● **THE REQUEST**: Give only the number of lines in the data that include the string "name".

● **EXTRACTED DATA**:
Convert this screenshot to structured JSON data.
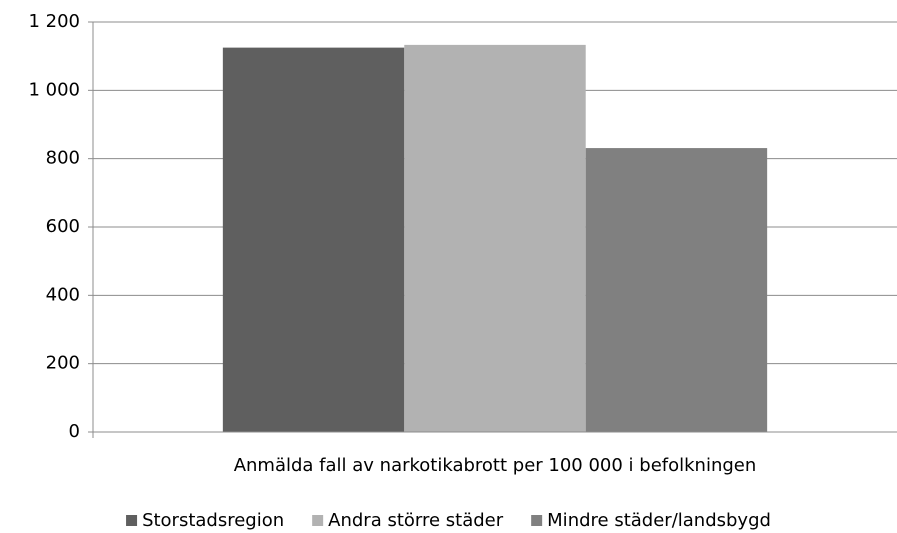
{
  "chart_data": {
    "type": "bar",
    "categories": [
      "Anmälda fall av narkotikabrott per 100 000 i befolkningen"
    ],
    "series": [
      {
        "name": "Storstadsregion",
        "color": "#5f5f5f",
        "values": [
          1125
        ]
      },
      {
        "name": "Andra större städer",
        "color": "#b2b2b2",
        "values": [
          1133
        ]
      },
      {
        "name": "Mindre städer/landsbygd",
        "color": "#808080",
        "values": [
          831
        ]
      }
    ],
    "ylim": [
      0,
      1200
    ],
    "yticks": [
      0,
      200,
      400,
      600,
      800,
      {
        "value": 1000,
        "label": "1 000"
      },
      {
        "value": 1200,
        "label": "1 200"
      }
    ],
    "grid": true,
    "legend": "bottom"
  }
}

● **EXERCISE RESPONSE**: 3